Please retype everything from the start of the items down to the line containing "series-line-tx — [31, 55, 583, 252]", including that line.

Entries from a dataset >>
□ □ □ □
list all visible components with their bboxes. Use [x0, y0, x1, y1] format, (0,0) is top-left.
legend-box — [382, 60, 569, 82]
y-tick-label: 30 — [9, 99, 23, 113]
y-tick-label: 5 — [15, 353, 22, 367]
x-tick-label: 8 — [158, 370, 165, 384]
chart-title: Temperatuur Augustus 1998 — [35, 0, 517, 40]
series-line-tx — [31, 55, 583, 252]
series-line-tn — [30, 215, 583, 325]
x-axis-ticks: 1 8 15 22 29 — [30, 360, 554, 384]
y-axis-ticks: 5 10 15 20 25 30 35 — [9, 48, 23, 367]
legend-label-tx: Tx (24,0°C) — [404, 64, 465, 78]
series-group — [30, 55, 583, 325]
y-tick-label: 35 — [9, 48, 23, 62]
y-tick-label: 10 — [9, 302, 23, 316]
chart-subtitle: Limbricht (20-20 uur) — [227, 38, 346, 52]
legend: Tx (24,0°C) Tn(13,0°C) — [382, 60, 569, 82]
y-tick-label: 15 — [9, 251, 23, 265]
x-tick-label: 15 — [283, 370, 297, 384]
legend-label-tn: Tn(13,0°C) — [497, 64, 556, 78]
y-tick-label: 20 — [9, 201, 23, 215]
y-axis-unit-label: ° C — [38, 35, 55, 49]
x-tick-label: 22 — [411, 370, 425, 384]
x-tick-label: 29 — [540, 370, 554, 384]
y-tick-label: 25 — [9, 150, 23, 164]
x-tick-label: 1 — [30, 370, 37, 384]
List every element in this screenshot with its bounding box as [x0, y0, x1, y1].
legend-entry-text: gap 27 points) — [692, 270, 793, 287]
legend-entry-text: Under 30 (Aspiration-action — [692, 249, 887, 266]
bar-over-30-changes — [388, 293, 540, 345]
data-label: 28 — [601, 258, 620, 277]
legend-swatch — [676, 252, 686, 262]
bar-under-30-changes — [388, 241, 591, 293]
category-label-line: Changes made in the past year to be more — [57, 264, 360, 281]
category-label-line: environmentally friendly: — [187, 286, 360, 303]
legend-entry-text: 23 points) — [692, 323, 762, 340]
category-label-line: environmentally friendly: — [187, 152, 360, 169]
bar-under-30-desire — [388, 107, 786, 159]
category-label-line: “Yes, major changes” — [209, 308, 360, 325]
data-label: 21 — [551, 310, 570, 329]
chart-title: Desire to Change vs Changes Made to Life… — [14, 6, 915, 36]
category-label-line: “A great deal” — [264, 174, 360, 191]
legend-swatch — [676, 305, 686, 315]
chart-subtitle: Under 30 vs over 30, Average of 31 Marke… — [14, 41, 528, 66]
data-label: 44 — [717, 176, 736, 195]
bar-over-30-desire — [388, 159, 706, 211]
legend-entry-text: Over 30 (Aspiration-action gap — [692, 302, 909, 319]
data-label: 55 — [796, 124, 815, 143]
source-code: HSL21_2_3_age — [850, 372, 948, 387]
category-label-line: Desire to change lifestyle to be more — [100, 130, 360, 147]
□ □ □ □
TASK OUTPUT >>
list all visible components with their bboxes. Use [x0, y0, x1, y1] format, (0,0) is top-left.
legend-box — [382, 60, 569, 82]
y-tick-label: 30 — [9, 99, 23, 113]
y-tick-label: 5 — [15, 353, 22, 367]
x-tick-label: 8 — [158, 370, 165, 384]
chart-title: Temperatuur Augustus 1998 — [35, 0, 517, 40]
series-line-tx — [31, 55, 583, 252]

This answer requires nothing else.